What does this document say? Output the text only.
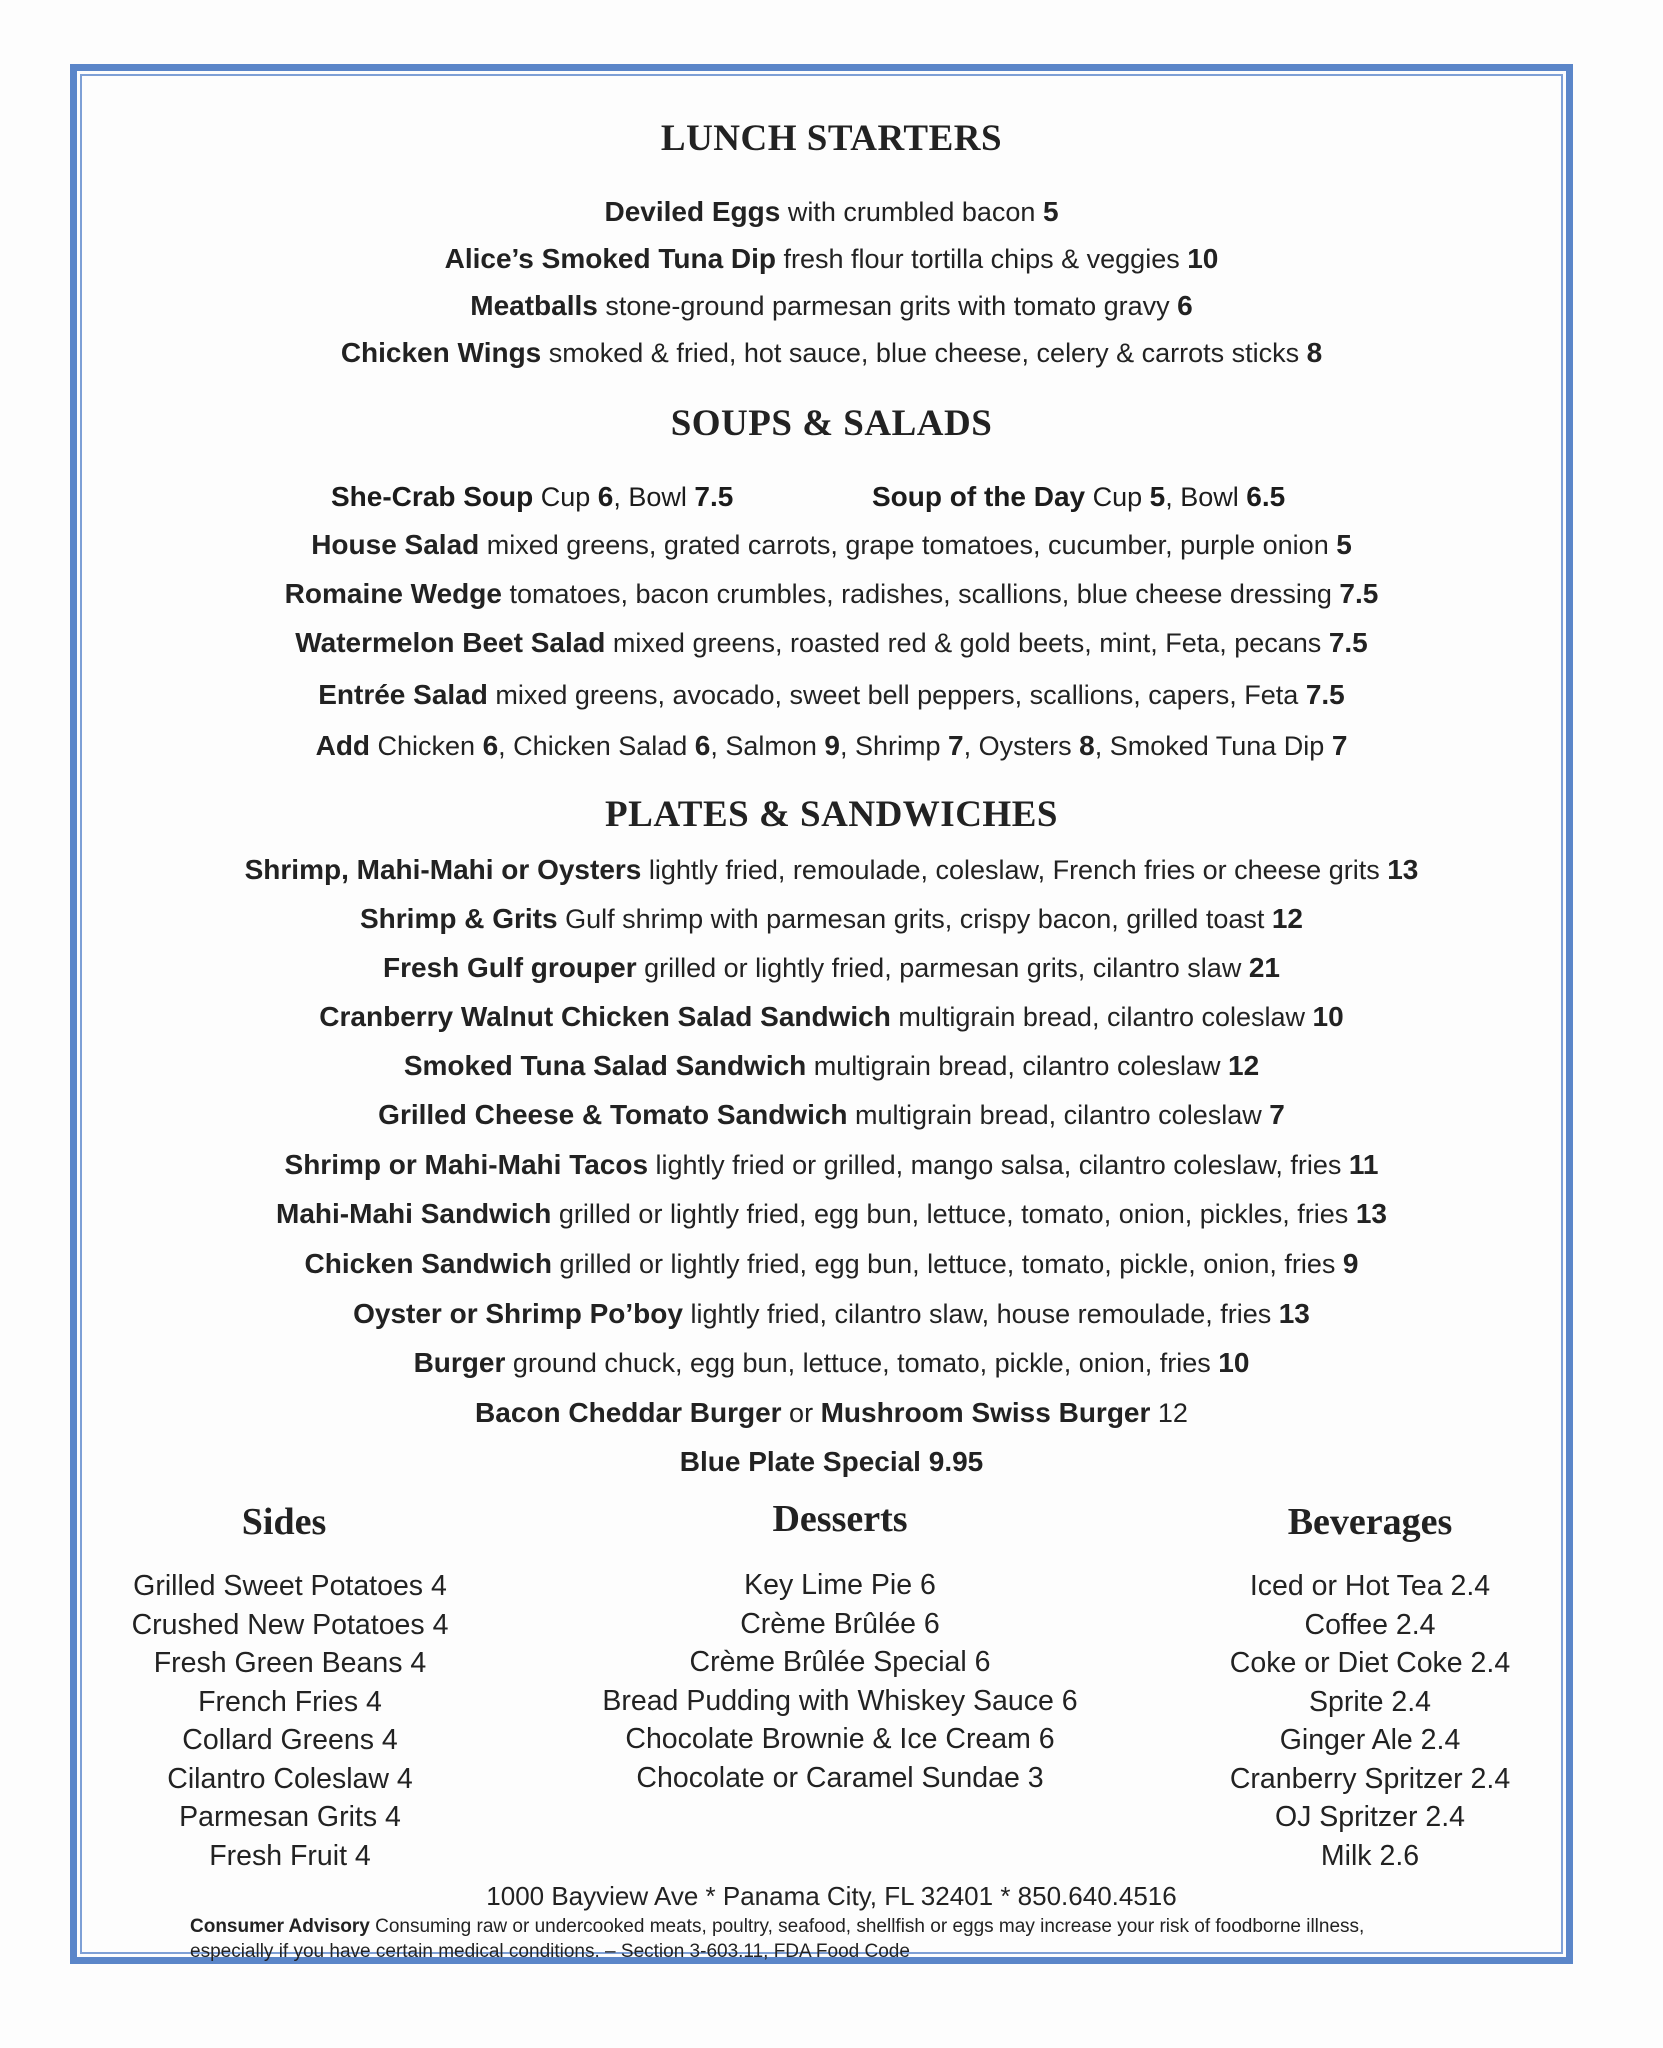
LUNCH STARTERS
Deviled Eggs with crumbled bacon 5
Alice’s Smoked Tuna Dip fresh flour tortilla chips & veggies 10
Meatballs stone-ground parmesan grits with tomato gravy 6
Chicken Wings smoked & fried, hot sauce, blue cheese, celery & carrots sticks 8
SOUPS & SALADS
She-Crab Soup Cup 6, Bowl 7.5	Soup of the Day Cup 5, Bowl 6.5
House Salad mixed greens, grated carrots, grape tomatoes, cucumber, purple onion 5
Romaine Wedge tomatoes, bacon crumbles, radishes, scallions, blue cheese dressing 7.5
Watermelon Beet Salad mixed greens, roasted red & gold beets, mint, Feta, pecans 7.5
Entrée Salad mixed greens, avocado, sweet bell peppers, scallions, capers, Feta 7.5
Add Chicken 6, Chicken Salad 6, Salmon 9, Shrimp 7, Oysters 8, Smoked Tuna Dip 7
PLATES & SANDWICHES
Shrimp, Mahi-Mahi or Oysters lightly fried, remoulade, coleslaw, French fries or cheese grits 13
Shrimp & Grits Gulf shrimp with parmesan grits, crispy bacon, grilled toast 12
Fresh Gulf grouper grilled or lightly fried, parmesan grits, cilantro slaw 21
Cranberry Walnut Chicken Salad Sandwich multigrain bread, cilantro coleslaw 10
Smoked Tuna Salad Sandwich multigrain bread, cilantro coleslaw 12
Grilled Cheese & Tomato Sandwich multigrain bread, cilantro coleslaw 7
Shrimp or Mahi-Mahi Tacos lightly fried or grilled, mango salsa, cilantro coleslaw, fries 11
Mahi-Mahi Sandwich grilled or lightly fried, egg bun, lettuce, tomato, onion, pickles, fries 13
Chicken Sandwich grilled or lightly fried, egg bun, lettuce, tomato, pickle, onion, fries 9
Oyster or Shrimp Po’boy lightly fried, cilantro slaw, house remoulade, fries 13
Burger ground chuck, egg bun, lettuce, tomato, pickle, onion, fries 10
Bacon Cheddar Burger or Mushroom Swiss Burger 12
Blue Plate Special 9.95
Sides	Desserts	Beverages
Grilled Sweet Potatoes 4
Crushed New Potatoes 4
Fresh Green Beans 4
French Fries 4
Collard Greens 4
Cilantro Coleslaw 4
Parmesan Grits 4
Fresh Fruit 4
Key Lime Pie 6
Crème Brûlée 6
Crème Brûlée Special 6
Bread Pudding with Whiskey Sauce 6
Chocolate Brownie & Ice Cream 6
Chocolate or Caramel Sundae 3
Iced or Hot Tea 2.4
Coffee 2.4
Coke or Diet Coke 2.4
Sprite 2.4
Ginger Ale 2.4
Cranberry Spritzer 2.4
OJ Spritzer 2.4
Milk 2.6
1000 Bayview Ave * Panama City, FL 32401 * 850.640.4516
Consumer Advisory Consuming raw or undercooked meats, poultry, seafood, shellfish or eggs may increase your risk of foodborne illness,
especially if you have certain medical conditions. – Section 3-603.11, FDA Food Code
___
■ What is expected ■
Return each line among the entries that holds the word "Gulf".

■ Final answer ■
Shrimp & Grits Gulf shrimp with parmesan grits, crispy bacon, grilled toast 12
Fresh Gulf grouper grilled or lightly fried, parmesan grits, cilantro slaw 21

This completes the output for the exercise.